[Data for processing start]
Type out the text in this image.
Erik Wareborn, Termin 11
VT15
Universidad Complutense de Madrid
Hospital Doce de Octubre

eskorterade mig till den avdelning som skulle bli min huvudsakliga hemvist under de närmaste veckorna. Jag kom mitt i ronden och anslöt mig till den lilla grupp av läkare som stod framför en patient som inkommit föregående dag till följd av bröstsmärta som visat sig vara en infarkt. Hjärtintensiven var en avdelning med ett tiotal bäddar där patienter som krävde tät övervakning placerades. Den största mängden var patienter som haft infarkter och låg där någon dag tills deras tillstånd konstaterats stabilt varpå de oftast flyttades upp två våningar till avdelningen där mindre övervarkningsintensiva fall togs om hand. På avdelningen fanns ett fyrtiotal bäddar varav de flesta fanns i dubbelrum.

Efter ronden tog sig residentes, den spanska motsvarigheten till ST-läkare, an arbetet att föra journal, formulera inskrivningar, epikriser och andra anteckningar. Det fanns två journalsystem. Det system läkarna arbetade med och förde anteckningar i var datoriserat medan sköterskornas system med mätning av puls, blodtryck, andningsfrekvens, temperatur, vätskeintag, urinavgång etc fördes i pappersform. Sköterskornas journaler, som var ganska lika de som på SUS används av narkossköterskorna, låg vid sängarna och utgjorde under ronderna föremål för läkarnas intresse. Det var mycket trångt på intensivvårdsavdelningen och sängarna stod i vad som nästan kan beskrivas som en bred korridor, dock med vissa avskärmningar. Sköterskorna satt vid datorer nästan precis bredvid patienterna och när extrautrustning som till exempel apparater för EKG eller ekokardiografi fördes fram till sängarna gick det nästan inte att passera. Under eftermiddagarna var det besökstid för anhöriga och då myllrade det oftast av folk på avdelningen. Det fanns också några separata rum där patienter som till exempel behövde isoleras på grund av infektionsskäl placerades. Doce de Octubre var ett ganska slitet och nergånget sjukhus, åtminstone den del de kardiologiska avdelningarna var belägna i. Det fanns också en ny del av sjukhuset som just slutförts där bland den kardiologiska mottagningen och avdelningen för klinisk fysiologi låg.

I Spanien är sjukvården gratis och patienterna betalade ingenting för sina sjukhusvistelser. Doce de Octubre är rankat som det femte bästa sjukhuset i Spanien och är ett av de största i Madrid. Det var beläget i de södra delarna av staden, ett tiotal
[Data for processing end]
▶ Exercise objective:
Recopy the whole listing exactly.

▶ Final result:
Type out the text in this image.
Erik Wareborn, Termin 11
VT15
Universidad Complutense de Madrid
Hospital Doce de Octubre

eskorterade mig till den avdelning som skulle bli min huvudsakliga hemvist under de närmaste veckorna. Jag kom mitt i ronden och anslöt mig till den lilla grupp av läkare som stod framför en patient som inkommit föregående dag till följd av bröstsmärta som visat sig vara en infarkt. Hjärtintensiven var en avdelning med ett tiotal bäddar där patienter som krävde tät övervakning placerades. Den största mängden var patienter som haft infarkter och låg där någon dag tills deras tillstånd konstaterats stabilt varpå de oftast flyttades upp två våningar till avdelningen där mindre övervarkningsintensiva fall togs om hand. På avdelningen fanns ett fyrtiotal bäddar varav de flesta fanns i dubbelrum.

Efter ronden tog sig residentes, den spanska motsvarigheten till ST-läkare, an arbetet att föra journal, formulera inskrivningar, epikriser och andra anteckningar. Det fanns två journalsystem. Det system läkarna arbetade med och förde anteckningar i var datoriserat medan sköterskornas system med mätning av puls, blodtryck, andningsfrekvens, temperatur, vätskeintag, urinavgång etc fördes i pappersform. Sköterskornas journaler, som var ganska lika de som på SUS används av narkossköterskorna, låg vid sängarna och utgjorde under ronderna föremål för läkarnas intresse. Det var mycket trångt på intensivvårdsavdelningen och sängarna stod i vad som nästan kan beskrivas som en bred korridor, dock med vissa avskärmningar. Sköterskorna satt vid datorer nästan precis bredvid patienterna och när extrautrustning som till exempel apparater för EKG eller ekokardiografi fördes fram till sängarna gick det nästan inte att passera. Under eftermiddagarna var det besökstid för anhöriga och då myllrade det oftast av folk på avdelningen. Det fanns också några separata rum där patienter som till exempel behövde isoleras på grund av infektionsskäl placerades. Doce de Octubre var ett ganska slitet och nergånget sjukhus, åtminstone den del de kardiologiska avdelningarna var belägna i. Det fanns också en ny del av sjukhuset som just slutförts där bland den kardiologiska mottagningen och avdelningen för klinisk fysiologi låg.

I Spanien är sjukvården gratis och patienterna betalade ingenting för sina sjukhusvistelser. Doce de Octubre är rankat som det femte bästa sjukhuset i Spanien och är ett av de största i Madrid. Det var beläget i de södra delarna av staden, ett tiotal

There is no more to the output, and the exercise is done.